Task requirements: Leave out the pictures and repeat everything else in the records exactly.

Dataset extract start

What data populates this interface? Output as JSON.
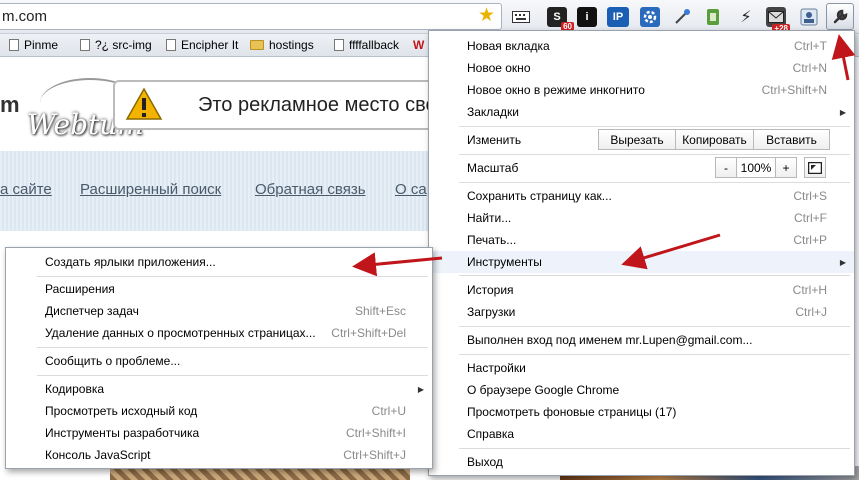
{
  "omnibox": {
    "url": "m.com"
  },
  "toolbar": {
    "extensions": [
      {
        "icon": "keyboard-icon",
        "label": ""
      },
      {
        "icon": "sl-badge-icon",
        "label": "S",
        "badge": "60"
      },
      {
        "icon": "info-icon",
        "label": "i"
      },
      {
        "icon": "ip-icon",
        "label": "IP"
      },
      {
        "icon": "settings-ext-icon",
        "label": ""
      },
      {
        "icon": "eyedropper-icon",
        "label": ""
      },
      {
        "icon": "evernote-icon",
        "label": ""
      },
      {
        "icon": "lightning-icon",
        "label": ""
      },
      {
        "icon": "mail-badge-icon",
        "label": "",
        "badge": "+28"
      },
      {
        "icon": "profile-icon",
        "label": ""
      }
    ]
  },
  "bookmarks": [
    {
      "icon": "page-icon",
      "label": "Pinme"
    },
    {
      "icon": "page-icon",
      "label": "?¿ src-img"
    },
    {
      "icon": "page-icon",
      "label": "Encipher It"
    },
    {
      "icon": "folder-icon",
      "label": "hostings"
    },
    {
      "icon": "page-icon",
      "label": "ffffallback"
    },
    {
      "icon": "w-icon",
      "label": "W"
    }
  ],
  "page": {
    "logo_left": "m",
    "logo_text": "Webtum",
    "ad_text": "Это рекламное место сво",
    "nav_links": [
      "а сайте",
      "Расширенный поиск",
      "Обратная связь",
      "О са"
    ]
  },
  "main_menu": {
    "new_tab": {
      "label": "Новая вкладка",
      "shortcut": "Ctrl+T"
    },
    "new_window": {
      "label": "Новое окно",
      "shortcut": "Ctrl+N"
    },
    "incognito": {
      "label": "Новое окно в режиме инкогнито",
      "shortcut": "Ctrl+Shift+N"
    },
    "bookmarks": {
      "label": "Закладки"
    },
    "edit": {
      "label": "Изменить",
      "cut": "Вырезать",
      "copy": "Копировать",
      "paste": "Вставить"
    },
    "zoom": {
      "label": "Масштаб",
      "minus": "-",
      "value": "100%",
      "plus": "+"
    },
    "save_page": {
      "label": "Сохранить страницу как...",
      "shortcut": "Ctrl+S"
    },
    "find": {
      "label": "Найти...",
      "shortcut": "Ctrl+F"
    },
    "print": {
      "label": "Печать...",
      "shortcut": "Ctrl+P"
    },
    "tools": {
      "label": "Инструменты"
    },
    "history": {
      "label": "История",
      "shortcut": "Ctrl+H"
    },
    "downloads": {
      "label": "Загрузки",
      "shortcut": "Ctrl+J"
    },
    "signed_in": {
      "label": "Выполнен вход под именем mr.Lupen@gmail.com..."
    },
    "settings": {
      "label": "Настройки"
    },
    "about": {
      "label": "О браузере Google Chrome"
    },
    "background_pages": {
      "label": "Просмотреть фоновые страницы (17)"
    },
    "help": {
      "label": "Справка"
    },
    "exit": {
      "label": "Выход"
    }
  },
  "tools_menu": {
    "create_shortcuts": {
      "label": "Создать ярлыки приложения..."
    },
    "extensions": {
      "label": "Расширения"
    },
    "task_manager": {
      "label": "Диспетчер задач",
      "shortcut": "Shift+Esc"
    },
    "clear_data": {
      "label": "Удаление данных о просмотренных страницах...",
      "shortcut": "Ctrl+Shift+Del"
    },
    "report_issue": {
      "label": "Сообщить о проблеме..."
    },
    "encoding": {
      "label": "Кодировка"
    },
    "view_source": {
      "label": "Просмотреть исходный код",
      "shortcut": "Ctrl+U"
    },
    "dev_tools": {
      "label": "Инструменты разработчика",
      "shortcut": "Ctrl+Shift+I"
    },
    "js_console": {
      "label": "Консоль JavaScript",
      "shortcut": "Ctrl+Shift+J"
    }
  },
  "colors": {
    "annotation_arrow": "#c0161b",
    "highlight": "#eef3fb",
    "star": "#e8b400"
  }
}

Dataset extract end

Exercise result:
What data populates this interface? Output as JSON.
{
  "omnibox": {
    "url": "m.com"
  },
  "toolbar": {
    "extensions": [
      {
        "icon": "keyboard-icon",
        "label": ""
      },
      {
        "icon": "sl-badge-icon",
        "label": "S",
        "badge": "60"
      },
      {
        "icon": "info-icon",
        "label": "i"
      },
      {
        "icon": "ip-icon",
        "label": "IP"
      },
      {
        "icon": "settings-ext-icon",
        "label": ""
      },
      {
        "icon": "eyedropper-icon",
        "label": ""
      },
      {
        "icon": "evernote-icon",
        "label": ""
      },
      {
        "icon": "lightning-icon",
        "label": ""
      },
      {
        "icon": "mail-badge-icon",
        "label": "",
        "badge": "+28"
      },
      {
        "icon": "profile-icon",
        "label": ""
      }
    ]
  },
  "bookmarks": [
    {
      "icon": "page-icon",
      "label": "Pinme"
    },
    {
      "icon": "page-icon",
      "label": "?¿ src-img"
    },
    {
      "icon": "page-icon",
      "label": "Encipher It"
    },
    {
      "icon": "folder-icon",
      "label": "hostings"
    },
    {
      "icon": "page-icon",
      "label": "ffffallback"
    },
    {
      "icon": "w-icon",
      "label": "W"
    }
  ],
  "page": {
    "logo_left": "m",
    "logo_text": "Webtum",
    "ad_text": "Это рекламное место сво",
    "nav_links": [
      "а сайте",
      "Расширенный поиск",
      "Обратная связь",
      "О са"
    ]
  },
  "main_menu": {
    "new_tab": {
      "label": "Новая вкладка",
      "shortcut": "Ctrl+T"
    },
    "new_window": {
      "label": "Новое окно",
      "shortcut": "Ctrl+N"
    },
    "incognito": {
      "label": "Новое окно в режиме инкогнито",
      "shortcut": "Ctrl+Shift+N"
    },
    "bookmarks": {
      "label": "Закладки"
    },
    "edit": {
      "label": "Изменить",
      "cut": "Вырезать",
      "copy": "Копировать",
      "paste": "Вставить"
    },
    "zoom": {
      "label": "Масштаб",
      "minus": "-",
      "value": "100%",
      "plus": "+"
    },
    "save_page": {
      "label": "Сохранить страницу как...",
      "shortcut": "Ctrl+S"
    },
    "find": {
      "label": "Найти...",
      "shortcut": "Ctrl+F"
    },
    "print": {
      "label": "Печать...",
      "shortcut": "Ctrl+P"
    },
    "tools": {
      "label": "Инструменты"
    },
    "history": {
      "label": "История",
      "shortcut": "Ctrl+H"
    },
    "downloads": {
      "label": "Загрузки",
      "shortcut": "Ctrl+J"
    },
    "signed_in": {
      "label": "Выполнен вход под именем mr.Lupen@gmail.com..."
    },
    "settings": {
      "label": "Настройки"
    },
    "about": {
      "label": "О браузере Google Chrome"
    },
    "background_pages": {
      "label": "Просмотреть фоновые страницы (17)"
    },
    "help": {
      "label": "Справка"
    },
    "exit": {
      "label": "Выход"
    }
  },
  "tools_menu": {
    "create_shortcuts": {
      "label": "Создать ярлыки приложения..."
    },
    "extensions": {
      "label": "Расширения"
    },
    "task_manager": {
      "label": "Диспетчер задач",
      "shortcut": "Shift+Esc"
    },
    "clear_data": {
      "label": "Удаление данных о просмотренных страницах...",
      "shortcut": "Ctrl+Shift+Del"
    },
    "report_issue": {
      "label": "Сообщить о проблеме..."
    },
    "encoding": {
      "label": "Кодировка"
    },
    "view_source": {
      "label": "Просмотреть исходный код",
      "shortcut": "Ctrl+U"
    },
    "dev_tools": {
      "label": "Инструменты разработчика",
      "shortcut": "Ctrl+Shift+I"
    },
    "js_console": {
      "label": "Консоль JavaScript",
      "shortcut": "Ctrl+Shift+J"
    }
  },
  "colors": {
    "annotation_arrow": "#c0161b",
    "highlight": "#eef3fb",
    "star": "#e8b400"
  }
}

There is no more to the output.